Although Paramount believes that the expectations reflected in
such forward-looking information are reasonable based on the
information available at the time of this press release, undue
reliance should not be placed on the forward-looking information as
Paramount can give no assurance that such expectations will prove
to be correct. Forward-looking information is based on
expectations, estimates and projections that involve a number of
risks and uncertainties which could cause actual results to differ
materially from those anticipated by Paramount and described in the
forward-looking information. The material risks and uncertainties
include, but are not limited to:
- fluctuations in commodity prices;
- changes in capital spending plans and planned exploration and
development activities;
- the potential for changes to preliminary 2024 sales volumes,
capital expenditures, abandonment and reclamation expenditures and
free cash flow guidance prior to finalization;
- changes in foreign currency exchange rates, interest rates and
the rate of inflation;
- the uncertainty of estimates and projections relating to
production, future revenue, free cash flow, reserve additions,
product yields (including condensate to natural gas ratios),
resource recoveries, royalty rates, taxes and costs and
expenses;
- the ability to secure adequate processing, transportation,
fractionation, and storage capacity on acceptable terms;
- operational risks in exploring for, developing, producing and
transporting natural gas and liquids, including the risk of spills,
leaks or blowouts;
- the ability to obtain equipment, materials, services and
personnel in a timely manner and at expected and acceptable costs,
including the potential effects of inflation and supply chain
disruptions;
- potential disruptions, delays or unexpected technical or other
difficulties in designing, developing, expanding or operating new,
expanded or existing facilities (including third-party
facilities);
- processing, pipeline, and fractionation infrastructure outages,
disruptions and constraints;
- risks and uncertainties that may result in changes to the
planned construction of the New Facility at Willesden Green,
including the potential for changes to facility design or the
timelines for construction prior to finalization or the failure to
obtain required governmental and regulatory approvals;
- risks and uncertainties involving the geology of oil and gas
deposits;
- the uncertainty of reserves estimates;
- general business, economic and market conditions;
- the ability to generate sufficient cash from operating
activities to fund, or to otherwise finance, planned exploration,
development and operational activities and meet current and future
commitments and obligations (including processing, transportation,
fractionation and similar commitments and obligations);
- changes in, or in the interpretation of, laws, regulations or
policies (including environmental laws);
- the ability to obtain required governmental or regulatory
approvals in a timely manner, and to obtain and maintain leases and
licenses;
- the effects of weather and other factors including wildlife and
environmental restrictions which affect field operations and
access;
- uncertainties as to the timing and cost of future abandonment
and reclamation obligations and potential liabilities for
environmental damage and contamination;
- uncertainties regarding Indigenous claims and in maintaining
relationships with local populations and other stakeholders;
- the outcome of existing and potential lawsuits, insurance
claims, regulatory actions, audits and assessments; and
- other risks and uncertainties described elsewhere in this
document and in Paramount's other filings with Canadian securities
authorities.

What is required: According to the source passage on Paramount's forward-looking information, the planned construction of which facility carries risks and uncertainties?

Dataset extract:
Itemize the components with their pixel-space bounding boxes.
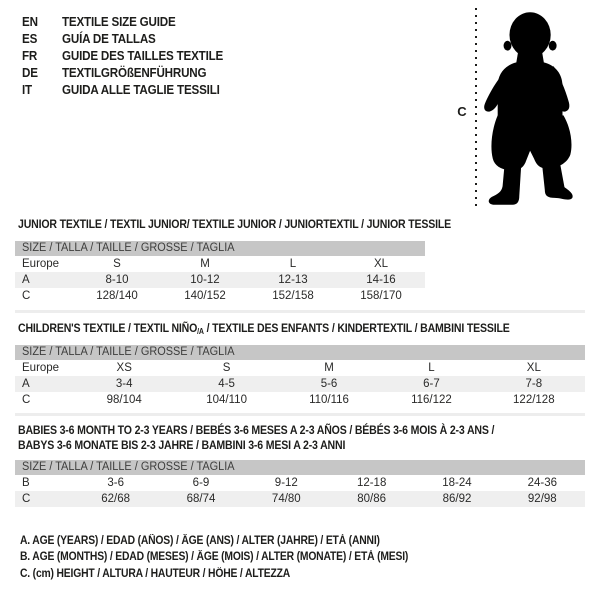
table-cell: S (222, 362, 231, 374)
table-cell: 116/122 (411, 394, 452, 406)
baby-silhouette-icon (484, 12, 573, 205)
table-cell: L (428, 362, 435, 374)
table-cell: 12-13 (278, 274, 308, 286)
language-label: GUÍA DE TALLAS (62, 31, 156, 46)
note-height-cm: C. (cm) HEIGHT / ALTURA / HAUTEUR / HÖHE… (20, 567, 291, 580)
children-table-title: CHILDREN'S TEXTILE / TEXTIL NIÑO/A / TEX… (18, 321, 510, 339)
table-cell: 7-8 (525, 378, 543, 390)
junior-table-title: JUNIOR TEXTILE / TEXTIL JUNIOR/ TEXTILE … (18, 217, 451, 231)
table-row: C 128/140 140/152 152/158 158/170 (15, 288, 425, 304)
section-divider (15, 310, 585, 313)
language-row: ES GUÍA DE TALLAS (22, 30, 235, 47)
table-row: Europe XS S M L XL (15, 360, 585, 376)
row-label: C (22, 394, 31, 406)
title-subscript: /A (197, 327, 204, 336)
table-cell: XS (116, 362, 132, 374)
language-code: DE (22, 65, 38, 80)
table-row: B 3-6 6-9 9-12 12-18 18-24 24-36 (15, 475, 585, 491)
language-label: GUIDA ALLE TAGLIE TESSILI (62, 82, 220, 97)
table-cell: S (113, 258, 121, 270)
title-text: / TEXTILE DES ENFANTS / KINDERTEXTIL / B… (203, 321, 510, 335)
table-cell: 6-7 (423, 378, 440, 390)
language-row: EN TEXTILE SIZE GUIDE (22, 13, 235, 30)
table-cell: 158/170 (360, 290, 402, 302)
table-row: Europe S M L XL (15, 256, 425, 272)
junior-size-table: SIZE / TALLA / TAILLE / GRÖSSE / TAGLIA … (15, 241, 425, 304)
table-cell: 86/92 (442, 493, 472, 505)
table-cell: 10-12 (190, 274, 220, 286)
table-cell: 110/116 (309, 394, 349, 406)
table-row: C 98/104 104/110 110/116 116/122 122/128 (15, 392, 585, 408)
children-size-table: SIZE / TALLA / TAILLE / GRÖSSE / TAGLIA … (15, 345, 585, 408)
language-label: TEXTILGRÖßENFÜHRUNG (62, 65, 207, 80)
table-header-bar: SIZE / TALLA / TAILLE / GRÖSSE / TAGLIA (15, 345, 585, 360)
babies-table-title: BABIES 3-6 MONTH TO 2-3 YEARS / BEBÉS 3-… (18, 423, 494, 453)
table-cell: L (289, 258, 297, 270)
table-cell: 140/152 (184, 290, 226, 302)
table-cell: 62/68 (101, 493, 131, 505)
table-cell: 152/158 (272, 290, 314, 302)
table-row: A 8-10 10-12 12-13 14-16 (15, 272, 425, 288)
table-cell: 4-5 (218, 378, 235, 390)
table-cell: 98/104 (106, 394, 142, 406)
table-cell: XL (373, 258, 389, 270)
table-cell: 92/98 (527, 493, 557, 505)
language-code: IT (22, 82, 32, 97)
legend-notes: A. AGE (YEARS) / EDAD (AÑOS) / ÂGE (ANS)… (20, 533, 451, 582)
table-row: C 62/68 68/74 74/80 80/86 86/92 92/98 (15, 491, 585, 507)
measure-c-label: C (457, 104, 467, 119)
row-label: Europe (22, 362, 60, 374)
table-cell: 5-6 (320, 378, 338, 390)
language-list: EN TEXTILE SIZE GUIDE ES GUÍA DE TALLAS … (22, 13, 235, 98)
table-cell: 3-6 (107, 477, 124, 489)
section-divider (15, 413, 585, 416)
language-row: DE TEXTILGRÖßENFÜHRUNG (22, 64, 235, 81)
table-cell: 122/128 (513, 394, 555, 406)
table-cell: 3-4 (115, 378, 133, 390)
table-cell: 8-10 (105, 274, 129, 286)
table-cell: 24-36 (527, 477, 558, 489)
row-label: B (22, 477, 30, 489)
table-cell: 12-18 (356, 477, 387, 489)
table-row: A 3-4 4-5 5-6 6-7 7-8 (15, 376, 585, 392)
table-cell: 14-16 (366, 274, 396, 286)
row-label: A (22, 378, 30, 390)
babies-size-table: SIZE / TALLA / TAILLE / GRÖSSE / TAGLIA … (15, 460, 585, 507)
table-header-bar: SIZE / TALLA / TAILLE / GRÖSSE / TAGLIA (15, 241, 425, 256)
note-age-months: B. AGE (MONTHS) / EDAD (MESES) / ÂGE (MO… (20, 551, 409, 564)
row-label: A (22, 274, 30, 286)
table-header-label: SIZE / TALLA / TAILLE / GRÖSSE / TAGLIA (22, 346, 235, 358)
table-cell: 6-9 (192, 477, 210, 489)
language-label: TEXTILE SIZE GUIDE (62, 14, 176, 29)
language-row: FR GUIDE DES TAILLES TEXTILE (22, 47, 235, 64)
language-code: ES (22, 31, 38, 46)
height-measure-dotted-line (475, 8, 477, 210)
table-header-label: SIZE / TALLA / TAILLE / GRÖSSE / TAGLIA (22, 461, 235, 473)
language-code: FR (22, 48, 38, 63)
table-cell: 68/74 (186, 493, 216, 505)
table-cell: M (200, 258, 210, 270)
row-label: C (22, 493, 31, 505)
row-label: C (22, 290, 31, 302)
language-label: GUIDE DES TAILLES TEXTILE (62, 48, 224, 63)
title-line-2: BABYS 3-6 MONATE BIS 2-3 JAHRE / BAMBINI… (18, 438, 346, 452)
table-cell: M (324, 362, 334, 374)
note-age-years: A. AGE (YEARS) / EDAD (AÑOS) / ÂGE (ANS)… (20, 535, 380, 547)
table-cell: 9-12 (274, 477, 298, 489)
table-header-bar: SIZE / TALLA / TAILLE / GRÖSSE / TAGLIA (15, 460, 585, 475)
row-label: Europe (22, 258, 60, 270)
table-cell: XL (526, 362, 541, 374)
table-cell: 80/86 (357, 493, 387, 505)
table-cell: 18-24 (442, 477, 472, 489)
table-cell: 74/80 (271, 493, 301, 505)
language-row: IT GUIDA ALLE TAGLIE TESSILI (22, 81, 235, 98)
title-text: CHILDREN'S TEXTILE / TEXTIL NIÑO (18, 321, 198, 335)
table-header-label: SIZE / TALLA / TAILLE / GRÖSSE / TAGLIA (22, 242, 235, 254)
language-code: EN (22, 14, 38, 29)
table-cell: 104/110 (206, 394, 247, 406)
table-cell: 128/140 (96, 290, 138, 302)
title-line-1: BABIES 3-6 MONTH TO 2-3 YEARS / BEBÉS 3-… (18, 423, 495, 437)
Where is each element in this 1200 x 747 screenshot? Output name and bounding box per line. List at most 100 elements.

Exercise output: The New Facility at Willesden Green.